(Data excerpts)

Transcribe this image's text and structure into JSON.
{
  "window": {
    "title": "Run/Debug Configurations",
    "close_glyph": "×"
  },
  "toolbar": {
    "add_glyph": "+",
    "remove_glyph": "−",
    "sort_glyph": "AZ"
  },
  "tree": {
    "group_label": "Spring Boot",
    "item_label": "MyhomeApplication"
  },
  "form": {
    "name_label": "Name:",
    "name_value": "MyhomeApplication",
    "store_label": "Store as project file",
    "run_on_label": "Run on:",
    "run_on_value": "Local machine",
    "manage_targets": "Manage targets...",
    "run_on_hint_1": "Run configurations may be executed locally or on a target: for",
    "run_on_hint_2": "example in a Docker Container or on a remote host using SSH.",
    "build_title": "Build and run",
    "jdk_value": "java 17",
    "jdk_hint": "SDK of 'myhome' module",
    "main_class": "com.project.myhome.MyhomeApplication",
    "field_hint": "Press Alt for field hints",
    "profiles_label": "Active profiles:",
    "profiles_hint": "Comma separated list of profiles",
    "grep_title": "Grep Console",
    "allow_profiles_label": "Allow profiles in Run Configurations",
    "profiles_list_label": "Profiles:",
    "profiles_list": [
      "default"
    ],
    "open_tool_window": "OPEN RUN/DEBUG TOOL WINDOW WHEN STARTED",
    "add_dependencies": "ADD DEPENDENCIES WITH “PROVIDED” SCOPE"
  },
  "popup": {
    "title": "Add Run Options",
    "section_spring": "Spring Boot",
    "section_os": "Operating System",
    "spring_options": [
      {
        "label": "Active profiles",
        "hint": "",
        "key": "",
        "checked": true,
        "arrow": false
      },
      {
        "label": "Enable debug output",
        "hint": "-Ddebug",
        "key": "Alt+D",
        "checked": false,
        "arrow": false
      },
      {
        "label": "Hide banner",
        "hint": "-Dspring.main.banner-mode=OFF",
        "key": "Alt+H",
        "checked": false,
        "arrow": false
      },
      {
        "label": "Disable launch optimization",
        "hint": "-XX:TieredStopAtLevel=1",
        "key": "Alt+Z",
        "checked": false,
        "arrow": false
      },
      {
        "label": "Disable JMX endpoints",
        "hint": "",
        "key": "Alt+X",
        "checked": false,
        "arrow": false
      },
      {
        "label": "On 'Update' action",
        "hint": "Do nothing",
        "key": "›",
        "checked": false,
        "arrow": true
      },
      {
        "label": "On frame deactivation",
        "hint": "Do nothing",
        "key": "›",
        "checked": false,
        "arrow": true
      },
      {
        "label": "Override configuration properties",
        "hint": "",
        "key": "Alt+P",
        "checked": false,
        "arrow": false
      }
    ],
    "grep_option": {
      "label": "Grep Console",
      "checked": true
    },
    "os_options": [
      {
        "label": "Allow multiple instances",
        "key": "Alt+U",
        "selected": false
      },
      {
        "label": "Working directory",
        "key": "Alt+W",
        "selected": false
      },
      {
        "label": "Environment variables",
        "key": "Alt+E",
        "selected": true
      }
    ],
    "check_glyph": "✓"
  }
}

▶ [INSTRUCTION] Hand back the material above in full, exactly as written.

▶ [ANSWER TO THE PROBLEM]
Transcribe this image's text and structure into JSON.
{
  "window": {
    "title": "Run/Debug Configurations",
    "close_glyph": "×"
  },
  "toolbar": {
    "add_glyph": "+",
    "remove_glyph": "−",
    "sort_glyph": "AZ"
  },
  "tree": {
    "group_label": "Spring Boot",
    "item_label": "MyhomeApplication"
  },
  "form": {
    "name_label": "Name:",
    "name_value": "MyhomeApplication",
    "store_label": "Store as project file",
    "run_on_label": "Run on:",
    "run_on_value": "Local machine",
    "manage_targets": "Manage targets...",
    "run_on_hint_1": "Run configurations may be executed locally or on a target: for",
    "run_on_hint_2": "example in a Docker Container or on a remote host using SSH.",
    "build_title": "Build and run",
    "jdk_value": "java 17",
    "jdk_hint": "SDK of 'myhome' module",
    "main_class": "com.project.myhome.MyhomeApplication",
    "field_hint": "Press Alt for field hints",
    "profiles_label": "Active profiles:",
    "profiles_hint": "Comma separated list of profiles",
    "grep_title": "Grep Console",
    "allow_profiles_label": "Allow profiles in Run Configurations",
    "profiles_list_label": "Profiles:",
    "profiles_list": [
      "default"
    ],
    "open_tool_window": "OPEN RUN/DEBUG TOOL WINDOW WHEN STARTED",
    "add_dependencies": "ADD DEPENDENCIES WITH “PROVIDED” SCOPE"
  },
  "popup": {
    "title": "Add Run Options",
    "section_spring": "Spring Boot",
    "section_os": "Operating System",
    "spring_options": [
      {
        "label": "Active profiles",
        "hint": "",
        "key": "",
        "checked": true,
        "arrow": false
      },
      {
        "label": "Enable debug output",
        "hint": "-Ddebug",
        "key": "Alt+D",
        "checked": false,
        "arrow": false
      },
      {
        "label": "Hide banner",
        "hint": "-Dspring.main.banner-mode=OFF",
        "key": "Alt+H",
        "checked": false,
        "arrow": false
      },
      {
        "label": "Disable launch optimization",
        "hint": "-XX:TieredStopAtLevel=1",
        "key": "Alt+Z",
        "checked": false,
        "arrow": false
      },
      {
        "label": "Disable JMX endpoints",
        "hint": "",
        "key": "Alt+X",
        "checked": false,
        "arrow": false
      },
      {
        "label": "On 'Update' action",
        "hint": "Do nothing",
        "key": "›",
        "checked": false,
        "arrow": true
      },
      {
        "label": "On frame deactivation",
        "hint": "Do nothing",
        "key": "›",
        "checked": false,
        "arrow": true
      },
      {
        "label": "Override configuration properties",
        "hint": "",
        "key": "Alt+P",
        "checked": false,
        "arrow": false
      }
    ],
    "grep_option": {
      "label": "Grep Console",
      "checked": true
    },
    "os_options": [
      {
        "label": "Allow multiple instances",
        "key": "Alt+U",
        "selected": false
      },
      {
        "label": "Working directory",
        "key": "Alt+W",
        "selected": false
      },
      {
        "label": "Environment variables",
        "key": "Alt+E",
        "selected": true
      }
    ],
    "check_glyph": "✓"
  }
}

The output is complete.